### Exercise brief
Skip the pictures and repeat each line of the data exactly.

BEGIN Supplied entries

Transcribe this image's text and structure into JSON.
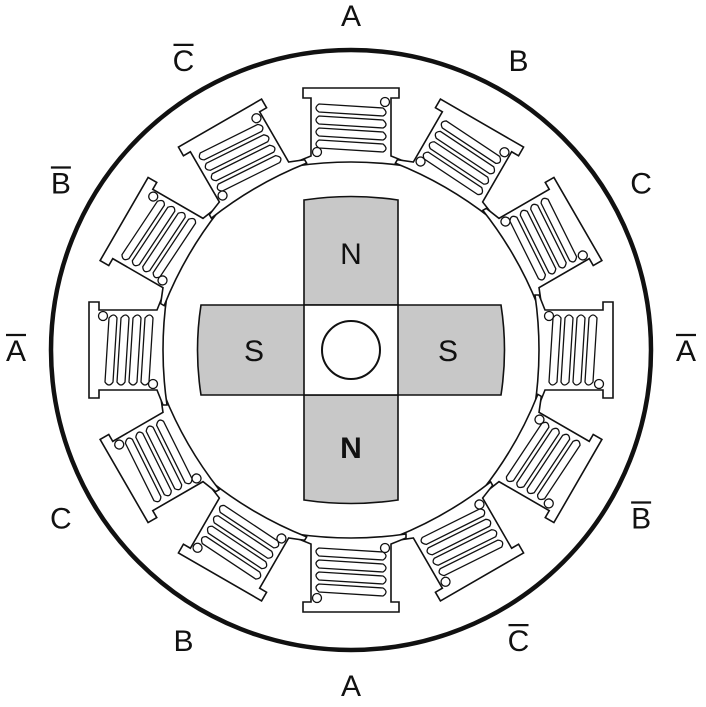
{
  "stator": {
    "phase_labels": [
      {
        "text": "A",
        "bar": false
      },
      {
        "text": "B",
        "bar": false
      },
      {
        "text": "C",
        "bar": false
      },
      {
        "text": "A",
        "bar": true
      },
      {
        "text": "B",
        "bar": true
      },
      {
        "text": "C",
        "bar": true
      },
      {
        "text": "A",
        "bar": false
      },
      {
        "text": "B",
        "bar": false
      },
      {
        "text": "C",
        "bar": false
      },
      {
        "text": "A",
        "bar": true
      },
      {
        "text": "B",
        "bar": true
      },
      {
        "text": "C",
        "bar": true
      }
    ],
    "slot_count": 12
  },
  "rotor": {
    "poles": [
      {
        "name": "rotor-pole-top",
        "label": "N",
        "bold": false
      },
      {
        "name": "rotor-pole-bottom",
        "label": "N",
        "bold": true
      },
      {
        "name": "rotor-pole-left",
        "label": "S",
        "bold": false
      },
      {
        "name": "rotor-pole-right",
        "label": "S",
        "bold": false
      }
    ]
  },
  "colors": {
    "ink": "#111111",
    "rotor_fill": "#c8c8c8",
    "background": "#ffffff"
  }
}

END Supplied entries

### Answer to the exercise
Transcribe this image's text and structure into JSON.
{
  "stator": {
    "phase_labels": [
      {
        "text": "A",
        "bar": false
      },
      {
        "text": "B",
        "bar": false
      },
      {
        "text": "C",
        "bar": false
      },
      {
        "text": "A",
        "bar": true
      },
      {
        "text": "B",
        "bar": true
      },
      {
        "text": "C",
        "bar": true
      },
      {
        "text": "A",
        "bar": false
      },
      {
        "text": "B",
        "bar": false
      },
      {
        "text": "C",
        "bar": false
      },
      {
        "text": "A",
        "bar": true
      },
      {
        "text": "B",
        "bar": true
      },
      {
        "text": "C",
        "bar": true
      }
    ],
    "slot_count": 12
  },
  "rotor": {
    "poles": [
      {
        "name": "rotor-pole-top",
        "label": "N",
        "bold": false
      },
      {
        "name": "rotor-pole-bottom",
        "label": "N",
        "bold": true
      },
      {
        "name": "rotor-pole-left",
        "label": "S",
        "bold": false
      },
      {
        "name": "rotor-pole-right",
        "label": "S",
        "bold": false
      }
    ]
  },
  "colors": {
    "ink": "#111111",
    "rotor_fill": "#c8c8c8",
    "background": "#ffffff"
  }
}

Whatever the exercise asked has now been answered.